- **Data records**
==========
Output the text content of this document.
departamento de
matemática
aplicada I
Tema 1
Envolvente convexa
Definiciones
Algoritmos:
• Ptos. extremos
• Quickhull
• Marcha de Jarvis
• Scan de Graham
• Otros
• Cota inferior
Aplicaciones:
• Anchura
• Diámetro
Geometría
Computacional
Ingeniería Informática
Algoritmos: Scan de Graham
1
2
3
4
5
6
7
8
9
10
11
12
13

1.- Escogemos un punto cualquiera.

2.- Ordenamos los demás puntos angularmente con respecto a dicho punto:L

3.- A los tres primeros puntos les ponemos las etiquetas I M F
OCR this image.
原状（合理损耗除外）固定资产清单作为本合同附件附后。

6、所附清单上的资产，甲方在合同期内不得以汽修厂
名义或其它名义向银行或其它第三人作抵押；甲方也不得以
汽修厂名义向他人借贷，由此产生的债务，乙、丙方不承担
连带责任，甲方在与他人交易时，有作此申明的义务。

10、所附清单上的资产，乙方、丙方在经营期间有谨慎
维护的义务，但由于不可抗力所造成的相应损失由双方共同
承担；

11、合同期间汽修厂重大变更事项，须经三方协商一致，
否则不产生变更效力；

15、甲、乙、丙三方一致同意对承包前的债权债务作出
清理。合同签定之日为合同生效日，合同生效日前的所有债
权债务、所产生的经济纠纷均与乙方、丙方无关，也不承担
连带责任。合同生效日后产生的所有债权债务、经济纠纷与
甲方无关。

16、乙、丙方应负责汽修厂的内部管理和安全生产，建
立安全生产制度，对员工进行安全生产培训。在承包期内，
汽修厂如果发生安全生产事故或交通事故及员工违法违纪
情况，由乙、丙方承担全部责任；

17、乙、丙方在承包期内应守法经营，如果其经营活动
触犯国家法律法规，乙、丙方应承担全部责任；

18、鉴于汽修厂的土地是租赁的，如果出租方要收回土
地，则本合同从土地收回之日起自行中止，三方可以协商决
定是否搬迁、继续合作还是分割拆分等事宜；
==========
- **SET EXERCISE**
Retype each record exactly, leaving nothing out.

- **RESULT OF THE EXERCISE**
Output the text content of this document.
departamento de
matemática
aplicada I
Tema 1
Envolvente convexa
Definiciones
Algoritmos:
• Ptos. extremos
• Quickhull
• Marcha de Jarvis
• Scan de Graham
• Otros
• Cota inferior
Aplicaciones:
• Anchura
• Diámetro
Geometría
Computacional
Ingeniería Informática
Algoritmos: Scan de Graham
1
2
3
4
5
6
7
8
9
10
11
12
13

1.- Escogemos un punto cualquiera.

2.- Ordenamos los demás puntos angularmente con respecto a dicho punto:L

3.- A los tres primeros puntos les ponemos las etiquetas I M F
OCR this image.
原状（合理损耗除外）固定资产清单作为本合同附件附后。

6、所附清单上的资产，甲方在合同期内不得以汽修厂
名义或其它名义向银行或其它第三人作抵押；甲方也不得以
汽修厂名义向他人借贷，由此产生的债务，乙、丙方不承担
连带责任，甲方在与他人交易时，有作此申明的义务。

10、所附清单上的资产，乙方、丙方在经营期间有谨慎
维护的义务，但由于不可抗力所造成的相应损失由双方共同
承担；

11、合同期间汽修厂重大变更事项，须经三方协商一致，
否则不产生变更效力；

15、甲、乙、丙三方一致同意对承包前的债权债务作出
清理。合同签定之日为合同生效日，合同生效日前的所有债
权债务、所产生的经济纠纷均与乙方、丙方无关，也不承担
连带责任。合同生效日后产生的所有债权债务、经济纠纷与
甲方无关。

16、乙、丙方应负责汽修厂的内部管理和安全生产，建
立安全生产制度，对员工进行安全生产培训。在承包期内，
汽修厂如果发生安全生产事故或交通事故及员工违法违纪
情况，由乙、丙方承担全部责任；

17、乙、丙方在承包期内应守法经营，如果其经营活动
触犯国家法律法规，乙、丙方应承担全部责任；

18、鉴于汽修厂的土地是租赁的，如果出租方要收回土
地，则本合同从土地收回之日起自行中止，三方可以协商决
定是否搬迁、继续合作还是分割拆分等事宜；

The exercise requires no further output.